__PROVIDED ENTRIES__:
★ ★ ★

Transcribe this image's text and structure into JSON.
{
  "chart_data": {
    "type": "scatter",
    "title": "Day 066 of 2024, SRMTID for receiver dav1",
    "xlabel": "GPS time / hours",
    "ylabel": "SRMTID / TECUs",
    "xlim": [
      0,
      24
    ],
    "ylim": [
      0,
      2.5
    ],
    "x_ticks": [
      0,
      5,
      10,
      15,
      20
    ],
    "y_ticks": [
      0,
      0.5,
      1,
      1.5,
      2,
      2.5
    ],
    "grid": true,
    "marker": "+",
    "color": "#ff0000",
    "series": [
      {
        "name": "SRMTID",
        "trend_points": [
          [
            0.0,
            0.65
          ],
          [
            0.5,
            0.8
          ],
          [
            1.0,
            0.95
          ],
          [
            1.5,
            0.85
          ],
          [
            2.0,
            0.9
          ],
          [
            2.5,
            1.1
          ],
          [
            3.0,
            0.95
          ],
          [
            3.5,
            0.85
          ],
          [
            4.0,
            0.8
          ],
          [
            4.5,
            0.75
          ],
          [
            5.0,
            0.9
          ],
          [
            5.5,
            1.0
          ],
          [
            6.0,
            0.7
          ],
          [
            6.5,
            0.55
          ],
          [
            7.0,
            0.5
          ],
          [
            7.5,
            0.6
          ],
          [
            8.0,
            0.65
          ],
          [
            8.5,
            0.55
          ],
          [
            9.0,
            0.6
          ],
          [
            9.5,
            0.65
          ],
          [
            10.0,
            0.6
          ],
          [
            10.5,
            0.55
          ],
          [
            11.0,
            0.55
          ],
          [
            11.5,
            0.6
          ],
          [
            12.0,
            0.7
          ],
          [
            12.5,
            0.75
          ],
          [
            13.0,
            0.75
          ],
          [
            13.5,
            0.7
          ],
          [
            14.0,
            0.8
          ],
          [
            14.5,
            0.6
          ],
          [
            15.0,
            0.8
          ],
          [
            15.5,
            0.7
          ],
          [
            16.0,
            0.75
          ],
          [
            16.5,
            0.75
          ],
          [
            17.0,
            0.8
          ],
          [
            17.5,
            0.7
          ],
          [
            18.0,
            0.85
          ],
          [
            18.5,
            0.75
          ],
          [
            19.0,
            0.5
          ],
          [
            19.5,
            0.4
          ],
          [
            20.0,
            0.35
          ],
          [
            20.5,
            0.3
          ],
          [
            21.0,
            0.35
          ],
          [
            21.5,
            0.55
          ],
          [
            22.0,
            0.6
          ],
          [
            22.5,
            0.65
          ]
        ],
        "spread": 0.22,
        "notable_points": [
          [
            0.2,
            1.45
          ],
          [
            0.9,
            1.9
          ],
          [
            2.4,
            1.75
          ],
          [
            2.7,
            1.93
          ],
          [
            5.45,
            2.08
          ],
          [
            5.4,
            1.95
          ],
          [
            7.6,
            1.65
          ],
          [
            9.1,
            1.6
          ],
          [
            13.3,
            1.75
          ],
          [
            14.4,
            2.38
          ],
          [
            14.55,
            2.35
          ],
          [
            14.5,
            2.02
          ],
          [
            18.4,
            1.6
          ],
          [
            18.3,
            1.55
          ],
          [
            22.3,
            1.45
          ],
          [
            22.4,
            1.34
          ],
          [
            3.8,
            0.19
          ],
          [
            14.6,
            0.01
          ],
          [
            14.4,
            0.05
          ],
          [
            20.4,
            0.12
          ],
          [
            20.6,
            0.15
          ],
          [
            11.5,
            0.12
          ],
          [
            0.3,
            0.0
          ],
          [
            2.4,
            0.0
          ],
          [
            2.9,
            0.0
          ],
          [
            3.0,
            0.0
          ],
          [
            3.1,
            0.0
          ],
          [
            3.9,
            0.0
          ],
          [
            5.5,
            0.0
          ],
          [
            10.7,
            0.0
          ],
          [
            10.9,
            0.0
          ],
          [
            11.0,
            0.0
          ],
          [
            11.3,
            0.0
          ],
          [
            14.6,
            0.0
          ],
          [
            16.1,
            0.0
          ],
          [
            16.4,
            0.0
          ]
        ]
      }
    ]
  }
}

★ ★ ★

__WHAT YOU WILL DO__:
Reproduce each line from the records that contains the word "SRMTID".

__RESPONSE TO THE EXERCISE__:
    "title": "Day 066 of 2024, SRMTID for receiver dav1",
    "ylabel": "SRMTID / TECUs",
        "name": "SRMTID",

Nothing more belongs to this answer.